Provided records —
──────────────────────────────

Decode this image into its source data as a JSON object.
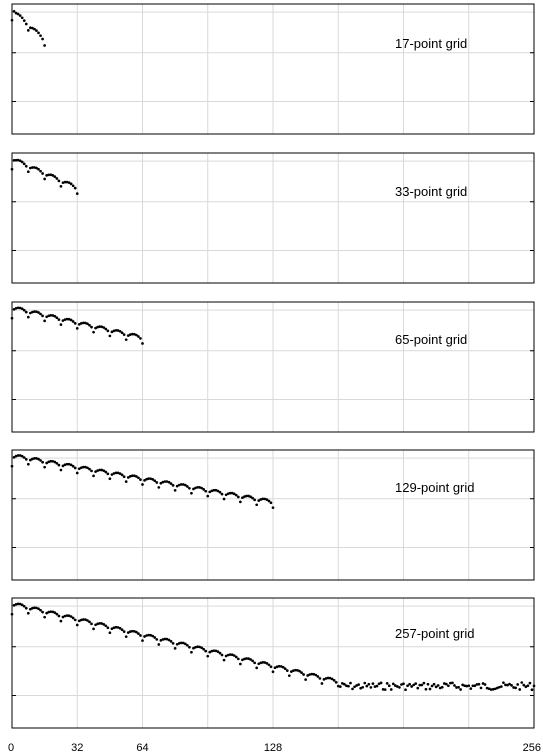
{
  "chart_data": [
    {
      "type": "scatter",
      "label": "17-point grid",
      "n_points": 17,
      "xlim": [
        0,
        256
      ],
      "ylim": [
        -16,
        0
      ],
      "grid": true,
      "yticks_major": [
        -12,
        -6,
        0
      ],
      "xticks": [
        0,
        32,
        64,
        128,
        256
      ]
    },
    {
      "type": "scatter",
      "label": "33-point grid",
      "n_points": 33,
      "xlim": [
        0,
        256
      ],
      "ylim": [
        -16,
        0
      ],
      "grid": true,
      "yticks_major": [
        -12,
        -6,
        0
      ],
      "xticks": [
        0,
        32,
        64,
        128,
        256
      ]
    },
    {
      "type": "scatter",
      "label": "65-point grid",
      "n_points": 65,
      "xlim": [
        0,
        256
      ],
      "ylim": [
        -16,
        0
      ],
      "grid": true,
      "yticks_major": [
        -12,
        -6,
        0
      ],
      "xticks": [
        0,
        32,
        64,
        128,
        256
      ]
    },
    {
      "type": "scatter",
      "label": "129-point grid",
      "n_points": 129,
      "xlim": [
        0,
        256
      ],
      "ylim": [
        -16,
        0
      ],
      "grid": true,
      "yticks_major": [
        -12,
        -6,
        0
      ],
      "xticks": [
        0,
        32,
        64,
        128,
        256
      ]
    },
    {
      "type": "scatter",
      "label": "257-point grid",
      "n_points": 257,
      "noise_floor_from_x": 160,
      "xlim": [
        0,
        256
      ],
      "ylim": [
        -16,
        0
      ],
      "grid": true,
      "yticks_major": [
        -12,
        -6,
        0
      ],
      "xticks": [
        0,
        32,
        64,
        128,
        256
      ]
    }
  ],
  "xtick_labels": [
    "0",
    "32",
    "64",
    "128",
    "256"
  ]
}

──────────────────────────────

Job —
Reproduce the records verbatim, omitting all images they contain.

Written reply —
Decode this image into its source data as a JSON object.
{
  "chart_data": [
    {
      "type": "scatter",
      "label": "17-point grid",
      "n_points": 17,
      "xlim": [
        0,
        256
      ],
      "ylim": [
        -16,
        0
      ],
      "grid": true,
      "yticks_major": [
        -12,
        -6,
        0
      ],
      "xticks": [
        0,
        32,
        64,
        128,
        256
      ]
    },
    {
      "type": "scatter",
      "label": "33-point grid",
      "n_points": 33,
      "xlim": [
        0,
        256
      ],
      "ylim": [
        -16,
        0
      ],
      "grid": true,
      "yticks_major": [
        -12,
        -6,
        0
      ],
      "xticks": [
        0,
        32,
        64,
        128,
        256
      ]
    },
    {
      "type": "scatter",
      "label": "65-point grid",
      "n_points": 65,
      "xlim": [
        0,
        256
      ],
      "ylim": [
        -16,
        0
      ],
      "grid": true,
      "yticks_major": [
        -12,
        -6,
        0
      ],
      "xticks": [
        0,
        32,
        64,
        128,
        256
      ]
    },
    {
      "type": "scatter",
      "label": "129-point grid",
      "n_points": 129,
      "xlim": [
        0,
        256
      ],
      "ylim": [
        -16,
        0
      ],
      "grid": true,
      "yticks_major": [
        -12,
        -6,
        0
      ],
      "xticks": [
        0,
        32,
        64,
        128,
        256
      ]
    },
    {
      "type": "scatter",
      "label": "257-point grid",
      "n_points": 257,
      "noise_floor_from_x": 160,
      "xlim": [
        0,
        256
      ],
      "ylim": [
        -16,
        0
      ],
      "grid": true,
      "yticks_major": [
        -12,
        -6,
        0
      ],
      "xticks": [
        0,
        32,
        64,
        128,
        256
      ]
    }
  ],
  "xtick_labels": [
    "0",
    "32",
    "64",
    "128",
    "256"
  ]
}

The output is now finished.